= Do this =
Which lines hold the word "content"? Copy each of them.

= Dataset excerpts =
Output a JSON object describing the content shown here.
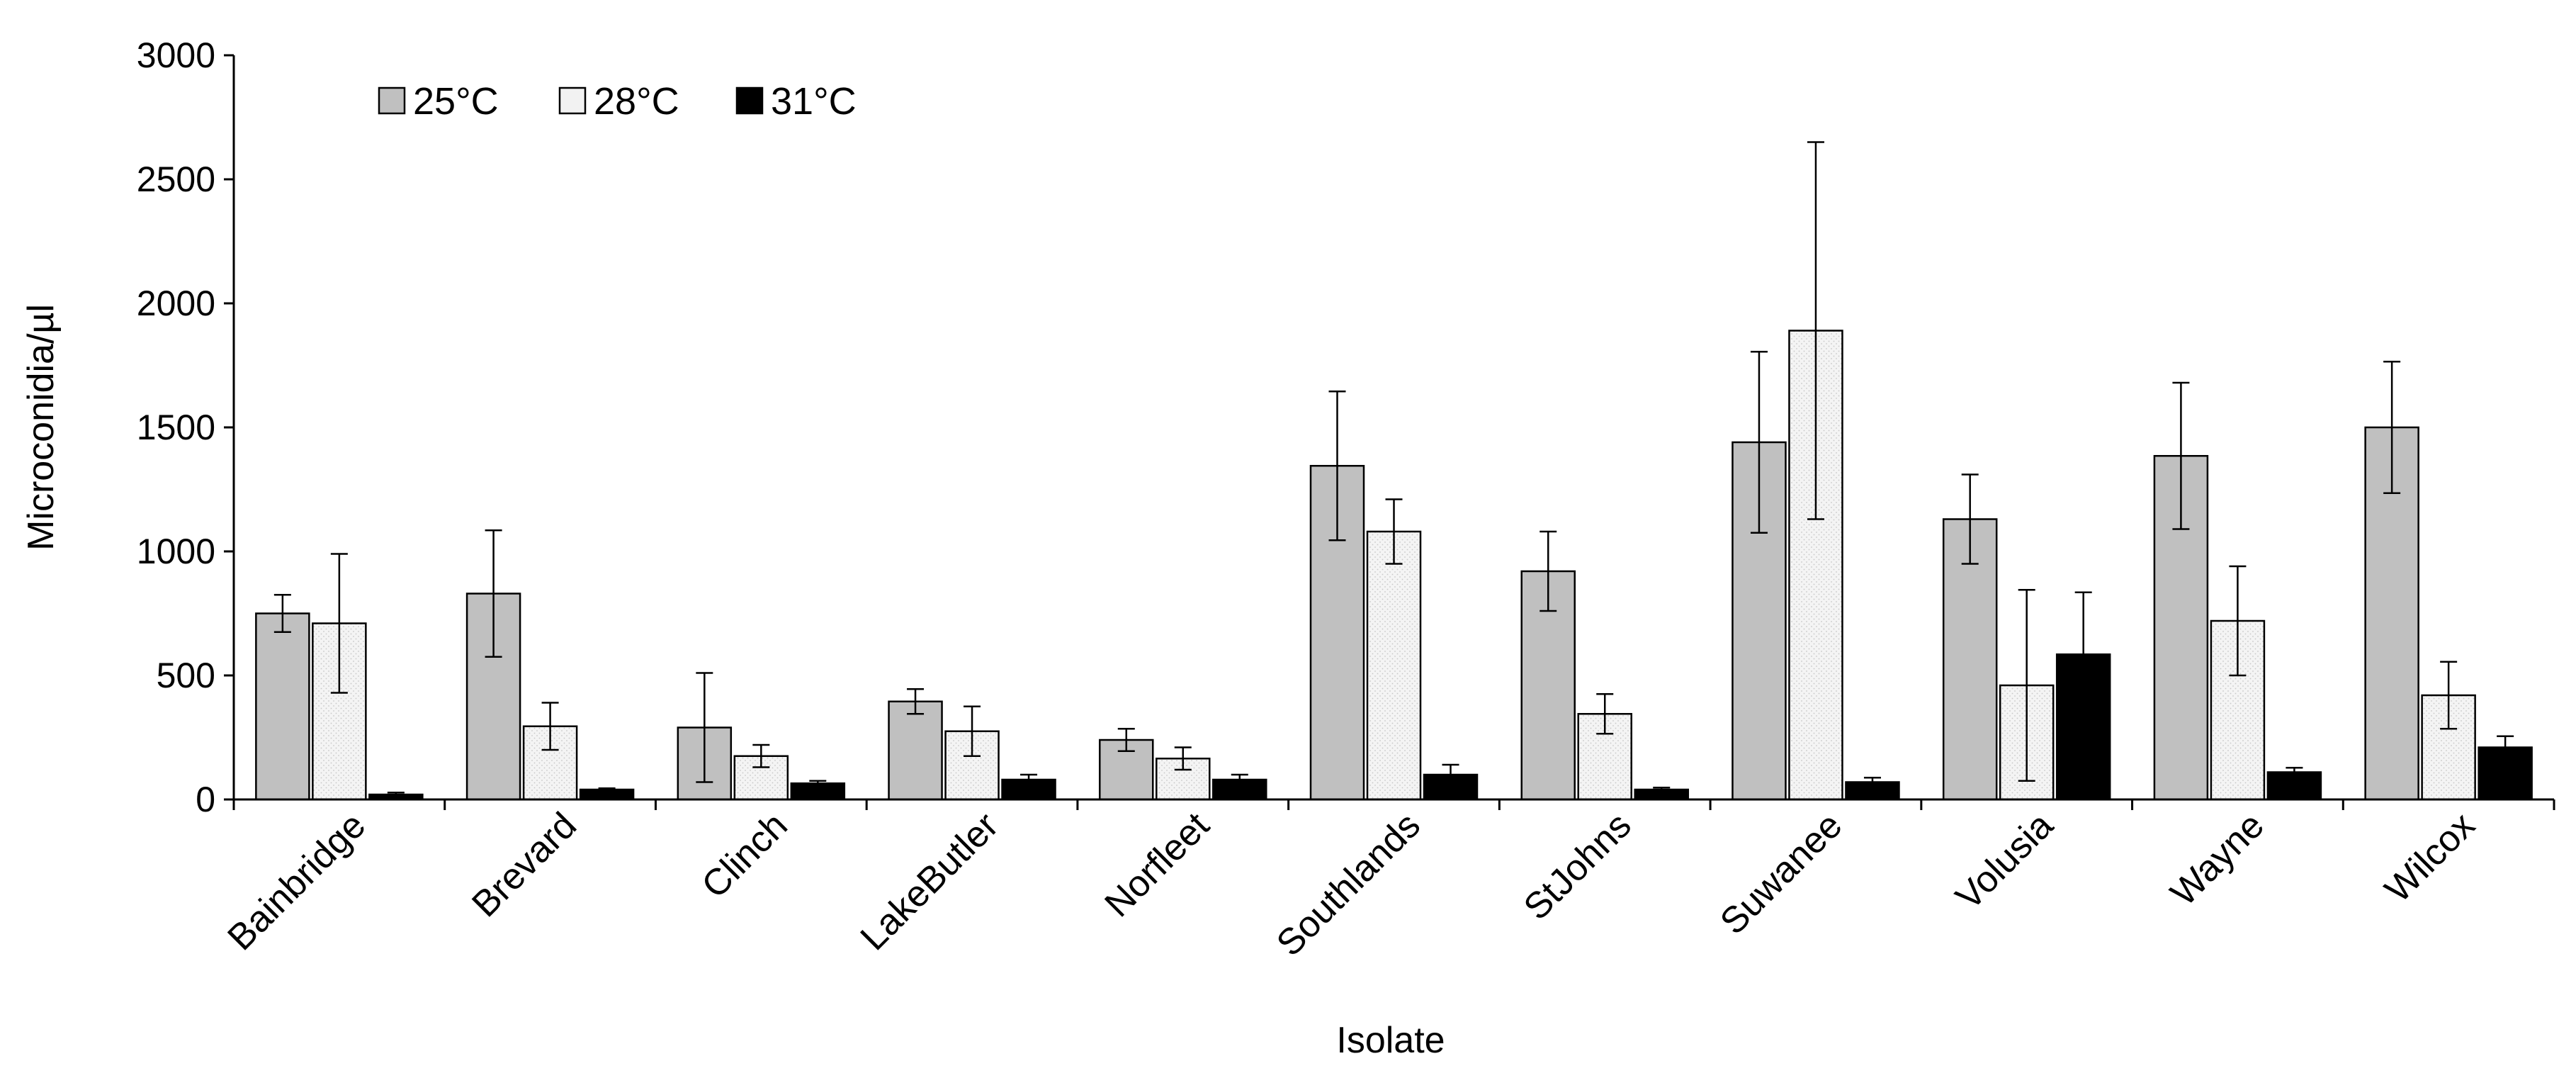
{
  "chart_data": {
    "type": "bar",
    "title": "",
    "xlabel": "Isolate",
    "ylabel": "Microconidia/µl",
    "ylim": [
      0,
      3000
    ],
    "yticks": [
      0,
      500,
      1000,
      1500,
      2000,
      2500,
      3000
    ],
    "grid": false,
    "legend_position": "top-left",
    "categories": [
      "Bainbridge",
      "Brevard",
      "Clinch",
      "LakeButler",
      "Norfleet",
      "Southlands",
      "StJohns",
      "Suwanee",
      "Volusia",
      "Wayne",
      "Wilcox"
    ],
    "series": [
      {
        "name": "25°C",
        "color": "#c0c0c0",
        "values": [
          750,
          830,
          290,
          395,
          240,
          1345,
          920,
          1440,
          1130,
          1385,
          1500
        ],
        "errors": [
          75,
          255,
          220,
          50,
          45,
          300,
          160,
          365,
          180,
          295,
          265
        ]
      },
      {
        "name": "28°C",
        "color": "#f2f2f2",
        "values": [
          710,
          295,
          175,
          275,
          165,
          1080,
          345,
          1890,
          460,
          720,
          420
        ],
        "errors": [
          280,
          95,
          45,
          100,
          45,
          130,
          80,
          760,
          385,
          220,
          135
        ]
      },
      {
        "name": "31°C",
        "color": "#000000",
        "values": [
          20,
          40,
          65,
          80,
          80,
          100,
          40,
          70,
          585,
          110,
          210
        ],
        "errors": [
          8,
          5,
          10,
          20,
          20,
          40,
          8,
          18,
          250,
          18,
          45
        ]
      }
    ]
  }
}
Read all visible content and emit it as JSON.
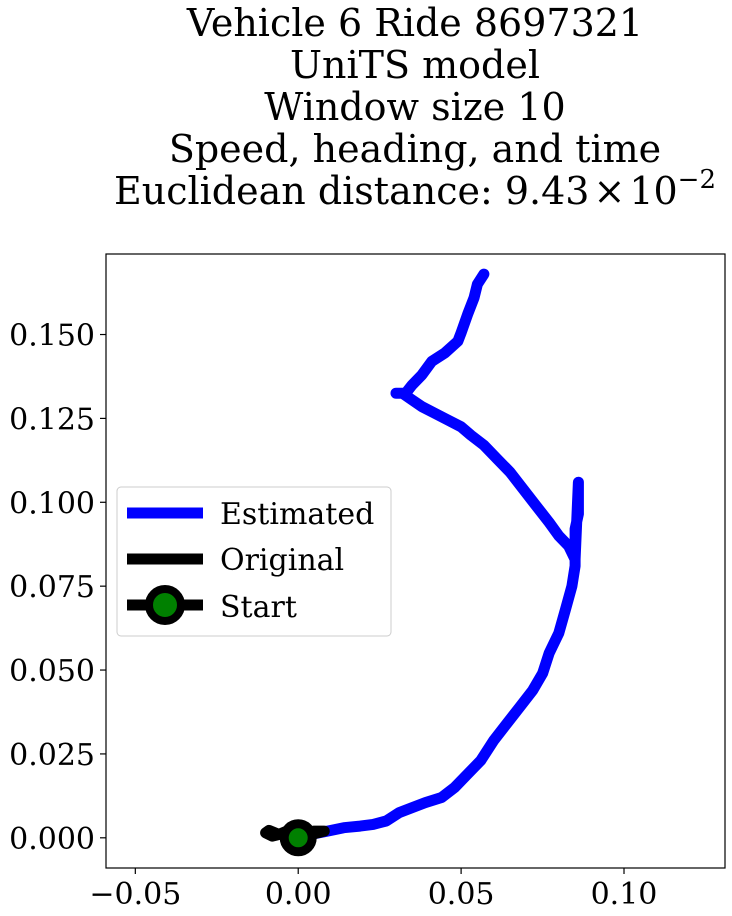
{
  "chart_data": {
    "type": "line",
    "title_lines": [
      "Vehicle 6 Ride 8697321",
      "UniTS model",
      "Window size 10",
      "Speed, heading, and time"
    ],
    "title_metric_prefix": "Euclidean distance: ",
    "title_metric_mantissa": "9.43",
    "title_metric_times": "×",
    "title_metric_base": "10",
    "title_metric_exponent": "−2",
    "xlabel": "",
    "ylabel": "",
    "xlim": [
      -0.059,
      0.131
    ],
    "ylim": [
      -0.009,
      0.174
    ],
    "x_ticks": [
      -0.05,
      0.0,
      0.05,
      0.1
    ],
    "x_tick_labels": [
      "−0.05",
      "0.00",
      "0.05",
      "0.10"
    ],
    "y_ticks": [
      0.0,
      0.025,
      0.05,
      0.075,
      0.1,
      0.125,
      0.15
    ],
    "y_tick_labels": [
      "0.000",
      "0.025",
      "0.050",
      "0.075",
      "0.100",
      "0.125",
      "0.150"
    ],
    "grid": false,
    "legend_position": "center-left",
    "series": [
      {
        "name": "Estimated",
        "color": "#0000ff",
        "x": [
          0.0,
          0.004,
          0.009,
          0.014,
          0.019,
          0.023,
          0.027,
          0.031,
          0.035,
          0.039,
          0.044,
          0.048,
          0.052,
          0.056,
          0.06,
          0.064,
          0.068,
          0.072,
          0.075,
          0.077,
          0.08,
          0.082,
          0.084,
          0.085,
          0.085,
          0.085,
          0.086,
          0.086,
          0.086,
          0.085,
          0.083,
          0.08,
          0.077,
          0.073,
          0.069,
          0.065,
          0.061,
          0.057,
          0.053,
          0.05,
          0.046,
          0.042,
          0.038,
          0.035,
          0.032,
          0.03,
          0.033,
          0.035,
          0.038,
          0.041,
          0.045,
          0.049,
          0.05,
          0.052,
          0.054,
          0.055,
          0.057
        ],
        "y": [
          0.0,
          0.001,
          0.002,
          0.003,
          0.0035,
          0.004,
          0.005,
          0.0075,
          0.009,
          0.0105,
          0.012,
          0.015,
          0.019,
          0.023,
          0.029,
          0.034,
          0.039,
          0.044,
          0.049,
          0.055,
          0.061,
          0.068,
          0.075,
          0.081,
          0.087,
          0.092,
          0.0965,
          0.1005,
          0.106,
          0.083,
          0.087,
          0.09,
          0.094,
          0.099,
          0.104,
          0.109,
          0.113,
          0.117,
          0.12,
          0.1225,
          0.1245,
          0.1265,
          0.1285,
          0.1305,
          0.1325,
          0.1325,
          0.1325,
          0.135,
          0.138,
          0.142,
          0.1445,
          0.148,
          0.1505,
          0.156,
          0.161,
          0.165,
          0.168
        ]
      },
      {
        "name": "Original",
        "color": "#000000",
        "x": [
          0.0,
          0.006,
          0.008,
          0.005,
          0.0,
          -0.003,
          -0.006,
          -0.009,
          -0.01,
          -0.008,
          -0.005,
          -0.003
        ],
        "y": [
          0.0,
          0.0015,
          0.002,
          0.002,
          0.0012,
          0.0022,
          0.001,
          0.0022,
          0.0015,
          0.0005,
          0.0012,
          0.002
        ]
      }
    ],
    "start_point": {
      "name": "Start",
      "x": 0.0,
      "y": 0.0,
      "marker_color": "#008000",
      "edge_color": "#000000"
    }
  }
}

= Solution below =
Output a JSON object describing the content shown here.
Read all visible content and emit it as JSON.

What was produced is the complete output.